Problem to work on
Looking through the listing, how many of its lines hold the word "Slope"? Answer with only the number.

* BEGIN *

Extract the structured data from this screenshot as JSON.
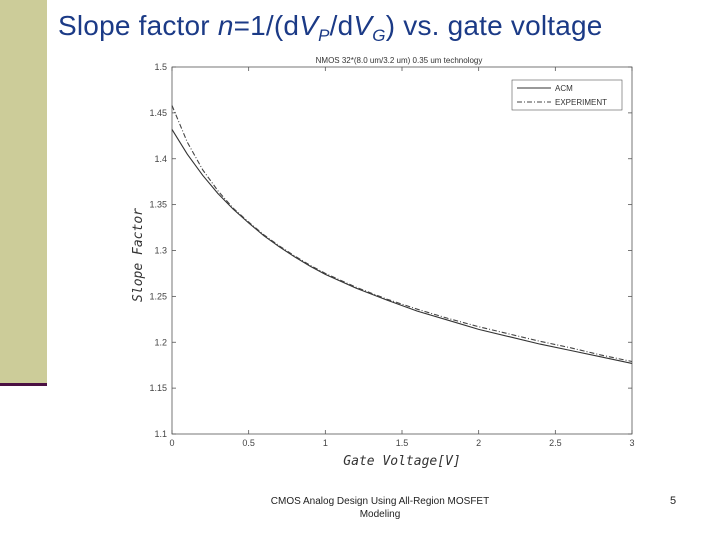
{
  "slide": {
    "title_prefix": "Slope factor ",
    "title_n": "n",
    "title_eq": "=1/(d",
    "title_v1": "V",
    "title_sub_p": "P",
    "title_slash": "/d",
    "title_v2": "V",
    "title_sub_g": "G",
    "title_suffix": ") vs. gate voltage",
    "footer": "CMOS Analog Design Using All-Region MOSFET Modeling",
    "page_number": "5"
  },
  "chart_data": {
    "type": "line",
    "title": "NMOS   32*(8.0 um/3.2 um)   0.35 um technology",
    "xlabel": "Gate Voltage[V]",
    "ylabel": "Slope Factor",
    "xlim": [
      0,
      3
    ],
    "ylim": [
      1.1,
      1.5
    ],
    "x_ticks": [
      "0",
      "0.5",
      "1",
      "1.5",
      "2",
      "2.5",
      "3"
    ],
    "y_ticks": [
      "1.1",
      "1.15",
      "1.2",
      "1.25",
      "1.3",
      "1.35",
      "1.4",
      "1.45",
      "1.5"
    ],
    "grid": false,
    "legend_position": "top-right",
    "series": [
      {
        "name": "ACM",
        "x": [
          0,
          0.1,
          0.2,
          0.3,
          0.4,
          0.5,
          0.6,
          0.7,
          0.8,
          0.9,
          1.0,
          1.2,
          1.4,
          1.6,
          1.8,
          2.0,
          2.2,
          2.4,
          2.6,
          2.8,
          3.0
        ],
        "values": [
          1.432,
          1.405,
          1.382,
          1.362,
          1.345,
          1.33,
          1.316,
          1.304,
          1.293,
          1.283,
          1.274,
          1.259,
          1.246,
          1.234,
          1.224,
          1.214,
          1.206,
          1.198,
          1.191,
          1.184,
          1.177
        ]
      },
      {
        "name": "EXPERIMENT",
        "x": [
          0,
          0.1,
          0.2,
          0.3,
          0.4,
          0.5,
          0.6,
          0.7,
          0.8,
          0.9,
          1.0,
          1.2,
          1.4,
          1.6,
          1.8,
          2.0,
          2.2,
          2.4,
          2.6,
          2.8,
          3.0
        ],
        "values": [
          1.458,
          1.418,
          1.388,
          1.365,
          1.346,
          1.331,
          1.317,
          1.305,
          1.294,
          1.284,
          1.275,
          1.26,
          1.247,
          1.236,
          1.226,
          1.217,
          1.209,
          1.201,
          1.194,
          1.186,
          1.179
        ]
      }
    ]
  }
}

* END *

Response
2